* **The request**: Convert the entries from the line containing "425, 47, 440]" through the line containing "51, 668, 66]" into a JSON list of strings, with one string per line and no blank lines.
************
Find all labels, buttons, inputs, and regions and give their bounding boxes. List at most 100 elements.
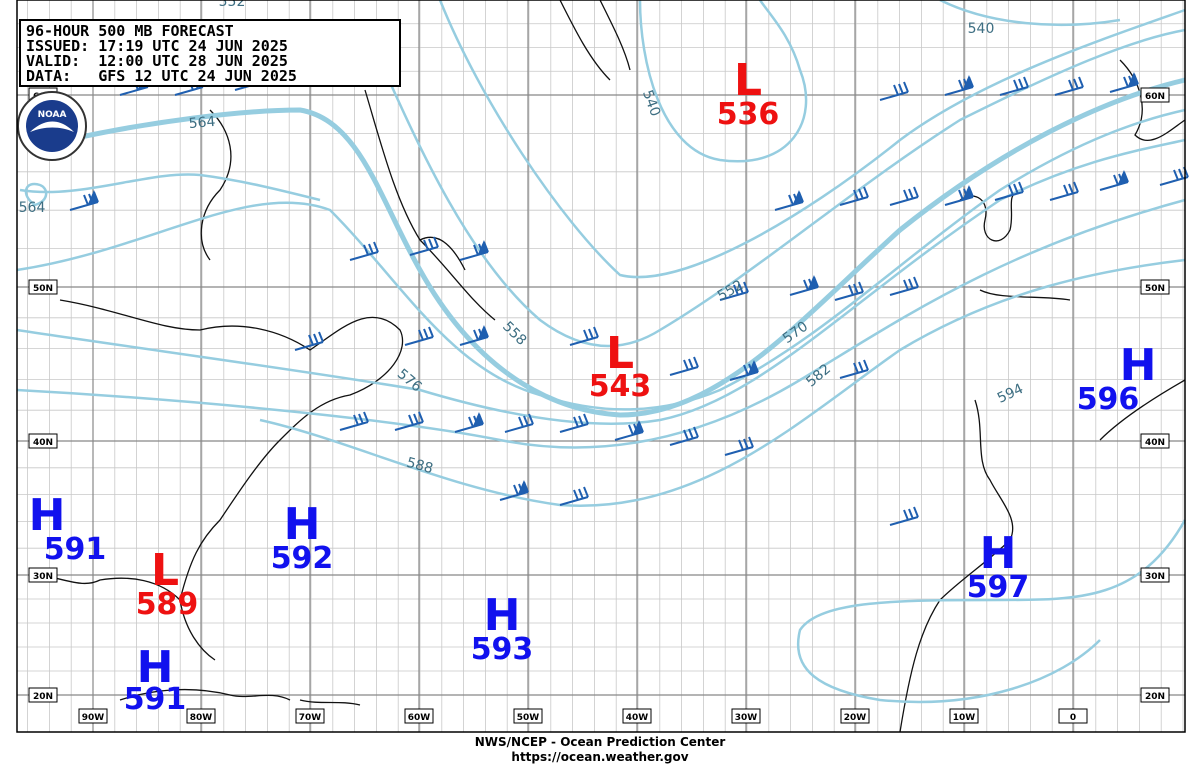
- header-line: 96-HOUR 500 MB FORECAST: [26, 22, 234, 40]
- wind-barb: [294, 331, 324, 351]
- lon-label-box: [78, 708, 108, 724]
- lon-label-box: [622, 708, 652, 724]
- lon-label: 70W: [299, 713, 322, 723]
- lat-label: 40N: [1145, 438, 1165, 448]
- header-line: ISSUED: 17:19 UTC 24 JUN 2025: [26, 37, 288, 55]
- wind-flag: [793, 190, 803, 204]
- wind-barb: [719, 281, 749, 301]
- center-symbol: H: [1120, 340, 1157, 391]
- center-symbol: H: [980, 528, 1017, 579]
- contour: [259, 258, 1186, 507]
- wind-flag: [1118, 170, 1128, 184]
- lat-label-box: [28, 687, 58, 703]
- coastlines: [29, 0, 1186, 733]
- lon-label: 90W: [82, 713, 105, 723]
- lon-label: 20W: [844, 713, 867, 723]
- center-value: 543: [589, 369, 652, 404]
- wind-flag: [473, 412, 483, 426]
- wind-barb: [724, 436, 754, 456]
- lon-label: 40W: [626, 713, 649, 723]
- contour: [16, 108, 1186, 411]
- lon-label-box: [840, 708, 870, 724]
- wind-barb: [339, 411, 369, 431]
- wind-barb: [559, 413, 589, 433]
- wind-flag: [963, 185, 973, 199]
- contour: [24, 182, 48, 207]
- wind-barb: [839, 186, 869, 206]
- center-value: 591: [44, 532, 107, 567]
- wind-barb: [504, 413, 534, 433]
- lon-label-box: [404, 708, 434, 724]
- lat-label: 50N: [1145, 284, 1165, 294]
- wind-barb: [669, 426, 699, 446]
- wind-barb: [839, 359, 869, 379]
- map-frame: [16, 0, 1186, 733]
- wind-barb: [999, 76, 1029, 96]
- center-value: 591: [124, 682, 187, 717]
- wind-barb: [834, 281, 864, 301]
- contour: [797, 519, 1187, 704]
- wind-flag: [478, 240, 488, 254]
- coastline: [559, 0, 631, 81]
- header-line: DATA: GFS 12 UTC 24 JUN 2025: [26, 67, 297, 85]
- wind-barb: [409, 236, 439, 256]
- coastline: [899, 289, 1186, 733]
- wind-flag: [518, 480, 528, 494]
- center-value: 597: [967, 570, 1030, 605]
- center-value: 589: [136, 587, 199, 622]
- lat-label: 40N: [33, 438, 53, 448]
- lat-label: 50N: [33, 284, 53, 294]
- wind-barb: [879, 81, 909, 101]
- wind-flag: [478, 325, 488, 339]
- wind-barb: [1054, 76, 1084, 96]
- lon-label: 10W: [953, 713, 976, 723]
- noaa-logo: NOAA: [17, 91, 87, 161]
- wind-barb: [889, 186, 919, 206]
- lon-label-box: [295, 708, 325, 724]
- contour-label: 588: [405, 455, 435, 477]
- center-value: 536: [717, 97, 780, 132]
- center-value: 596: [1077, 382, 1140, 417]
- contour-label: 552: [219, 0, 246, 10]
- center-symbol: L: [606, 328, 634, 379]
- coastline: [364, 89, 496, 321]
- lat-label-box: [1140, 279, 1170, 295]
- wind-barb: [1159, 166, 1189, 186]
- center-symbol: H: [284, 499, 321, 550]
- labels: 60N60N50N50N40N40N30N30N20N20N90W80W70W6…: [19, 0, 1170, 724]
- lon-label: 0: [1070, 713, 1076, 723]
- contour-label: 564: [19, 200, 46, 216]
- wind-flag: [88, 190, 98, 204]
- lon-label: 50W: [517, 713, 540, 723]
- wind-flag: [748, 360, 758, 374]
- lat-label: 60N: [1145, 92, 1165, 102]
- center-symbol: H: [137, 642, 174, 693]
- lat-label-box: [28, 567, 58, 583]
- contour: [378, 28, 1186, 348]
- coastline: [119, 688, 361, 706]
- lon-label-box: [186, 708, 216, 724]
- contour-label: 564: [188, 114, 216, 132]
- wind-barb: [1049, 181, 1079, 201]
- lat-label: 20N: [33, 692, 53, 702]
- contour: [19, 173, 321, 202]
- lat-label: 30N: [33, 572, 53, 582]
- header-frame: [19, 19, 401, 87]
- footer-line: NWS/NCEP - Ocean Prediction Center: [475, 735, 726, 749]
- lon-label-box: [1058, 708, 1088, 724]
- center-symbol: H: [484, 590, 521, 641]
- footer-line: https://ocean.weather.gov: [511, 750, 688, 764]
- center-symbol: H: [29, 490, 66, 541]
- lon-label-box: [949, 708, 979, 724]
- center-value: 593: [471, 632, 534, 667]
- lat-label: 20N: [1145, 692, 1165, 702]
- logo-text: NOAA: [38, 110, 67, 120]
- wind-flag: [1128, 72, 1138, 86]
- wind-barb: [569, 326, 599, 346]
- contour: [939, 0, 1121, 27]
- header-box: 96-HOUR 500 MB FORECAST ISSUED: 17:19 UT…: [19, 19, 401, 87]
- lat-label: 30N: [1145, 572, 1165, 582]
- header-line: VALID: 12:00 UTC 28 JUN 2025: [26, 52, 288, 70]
************
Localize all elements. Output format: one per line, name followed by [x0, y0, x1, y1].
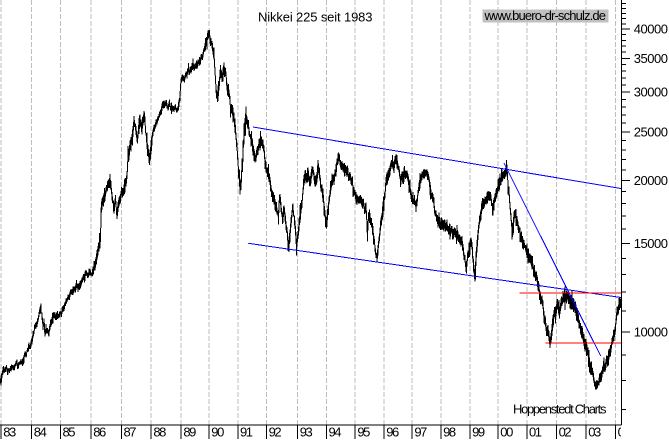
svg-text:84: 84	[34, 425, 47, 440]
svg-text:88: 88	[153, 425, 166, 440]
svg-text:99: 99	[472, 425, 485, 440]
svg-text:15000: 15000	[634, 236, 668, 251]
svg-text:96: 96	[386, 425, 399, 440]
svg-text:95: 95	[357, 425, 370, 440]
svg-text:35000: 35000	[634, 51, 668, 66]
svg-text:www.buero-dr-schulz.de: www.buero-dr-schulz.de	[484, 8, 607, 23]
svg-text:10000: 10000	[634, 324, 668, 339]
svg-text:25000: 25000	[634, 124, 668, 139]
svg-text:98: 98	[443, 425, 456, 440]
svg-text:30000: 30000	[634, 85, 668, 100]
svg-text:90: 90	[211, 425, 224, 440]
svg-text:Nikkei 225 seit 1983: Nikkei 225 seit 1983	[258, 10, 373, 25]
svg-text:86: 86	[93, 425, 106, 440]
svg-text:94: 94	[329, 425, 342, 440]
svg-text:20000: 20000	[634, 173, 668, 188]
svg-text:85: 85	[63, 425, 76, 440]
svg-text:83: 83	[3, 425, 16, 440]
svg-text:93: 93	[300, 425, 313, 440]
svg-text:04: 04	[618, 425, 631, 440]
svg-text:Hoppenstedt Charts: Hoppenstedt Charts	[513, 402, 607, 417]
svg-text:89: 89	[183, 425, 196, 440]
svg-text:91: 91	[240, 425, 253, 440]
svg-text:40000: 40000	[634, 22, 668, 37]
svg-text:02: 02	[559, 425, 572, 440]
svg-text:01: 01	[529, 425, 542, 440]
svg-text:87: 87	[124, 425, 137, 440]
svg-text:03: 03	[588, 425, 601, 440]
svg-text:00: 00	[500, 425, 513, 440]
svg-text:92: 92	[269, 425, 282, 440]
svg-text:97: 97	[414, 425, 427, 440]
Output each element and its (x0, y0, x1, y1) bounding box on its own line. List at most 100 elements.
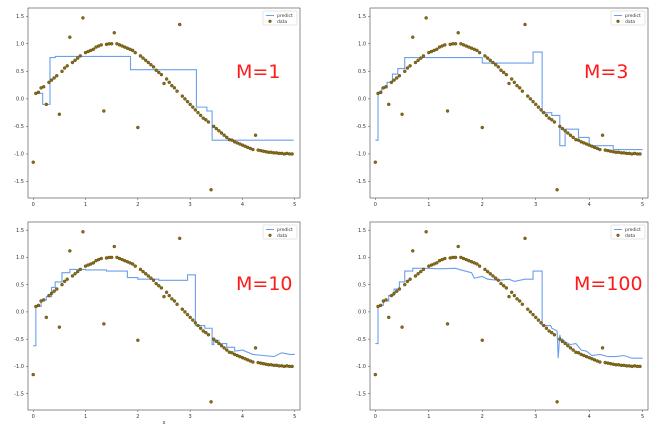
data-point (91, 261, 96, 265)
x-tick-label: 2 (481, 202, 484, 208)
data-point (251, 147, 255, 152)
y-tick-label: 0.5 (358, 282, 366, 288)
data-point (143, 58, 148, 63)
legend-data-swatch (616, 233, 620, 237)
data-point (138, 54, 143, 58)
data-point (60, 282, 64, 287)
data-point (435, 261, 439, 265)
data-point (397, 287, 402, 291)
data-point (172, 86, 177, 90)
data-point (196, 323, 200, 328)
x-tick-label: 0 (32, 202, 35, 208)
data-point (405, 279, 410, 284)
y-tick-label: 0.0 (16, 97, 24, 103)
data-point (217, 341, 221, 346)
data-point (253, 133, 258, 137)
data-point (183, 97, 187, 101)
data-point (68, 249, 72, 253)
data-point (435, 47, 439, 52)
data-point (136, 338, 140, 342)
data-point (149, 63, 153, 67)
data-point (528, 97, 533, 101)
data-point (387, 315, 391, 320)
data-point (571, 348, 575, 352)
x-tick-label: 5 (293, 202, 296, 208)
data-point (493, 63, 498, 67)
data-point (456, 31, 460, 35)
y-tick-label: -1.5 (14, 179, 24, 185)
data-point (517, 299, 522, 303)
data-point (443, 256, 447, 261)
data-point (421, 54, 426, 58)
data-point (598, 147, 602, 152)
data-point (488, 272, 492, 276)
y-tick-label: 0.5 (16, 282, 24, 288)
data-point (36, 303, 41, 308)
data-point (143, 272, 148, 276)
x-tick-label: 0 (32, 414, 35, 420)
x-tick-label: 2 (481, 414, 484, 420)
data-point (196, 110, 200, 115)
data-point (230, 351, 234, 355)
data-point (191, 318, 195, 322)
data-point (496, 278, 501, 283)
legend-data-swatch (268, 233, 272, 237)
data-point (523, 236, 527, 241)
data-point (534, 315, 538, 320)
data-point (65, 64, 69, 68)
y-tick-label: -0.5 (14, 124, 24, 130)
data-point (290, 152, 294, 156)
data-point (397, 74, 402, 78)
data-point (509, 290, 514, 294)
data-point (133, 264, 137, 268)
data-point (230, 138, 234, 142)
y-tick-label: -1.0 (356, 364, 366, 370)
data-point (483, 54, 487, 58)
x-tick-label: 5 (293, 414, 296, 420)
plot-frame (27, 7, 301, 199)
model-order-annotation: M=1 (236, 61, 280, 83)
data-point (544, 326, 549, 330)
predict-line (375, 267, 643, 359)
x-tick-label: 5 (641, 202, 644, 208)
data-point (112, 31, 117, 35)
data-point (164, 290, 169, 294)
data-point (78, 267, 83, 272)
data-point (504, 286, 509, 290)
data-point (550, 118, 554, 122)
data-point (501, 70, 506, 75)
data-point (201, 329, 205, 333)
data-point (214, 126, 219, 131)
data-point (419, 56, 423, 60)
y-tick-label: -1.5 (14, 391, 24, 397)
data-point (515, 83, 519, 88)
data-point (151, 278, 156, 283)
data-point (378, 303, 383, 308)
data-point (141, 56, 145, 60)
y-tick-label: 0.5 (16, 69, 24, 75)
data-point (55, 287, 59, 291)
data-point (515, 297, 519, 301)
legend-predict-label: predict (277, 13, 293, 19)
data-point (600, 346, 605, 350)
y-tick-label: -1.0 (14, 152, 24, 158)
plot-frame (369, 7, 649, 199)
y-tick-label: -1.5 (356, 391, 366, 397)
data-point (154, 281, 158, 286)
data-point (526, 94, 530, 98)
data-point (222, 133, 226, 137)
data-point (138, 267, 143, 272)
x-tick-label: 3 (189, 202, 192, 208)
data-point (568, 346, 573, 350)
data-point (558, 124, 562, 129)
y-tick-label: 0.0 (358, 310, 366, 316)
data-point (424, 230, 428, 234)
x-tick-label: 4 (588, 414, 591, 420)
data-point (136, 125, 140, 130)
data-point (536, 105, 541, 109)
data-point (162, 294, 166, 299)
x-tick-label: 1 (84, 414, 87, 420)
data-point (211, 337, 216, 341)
************
* **Exercise response**:
[
  "svg-text:84: 84\t[34, 425, 47, 440]",
  "svg-text:88: 88\t[153, 425, 166, 440]",
  "svg-text:99: 99\t[472, 425, 485, 440]",
  "svg-text:15000: 15000\t[634, 236, 668, 251]",
  "svg-text:96: 96\t[386, 425, 399, 440]",
  "svg-text:95: 95\t[357, 425, 370, 440]",
  "svg-text:35000: 35000\t[634, 51, 668, 66]"
]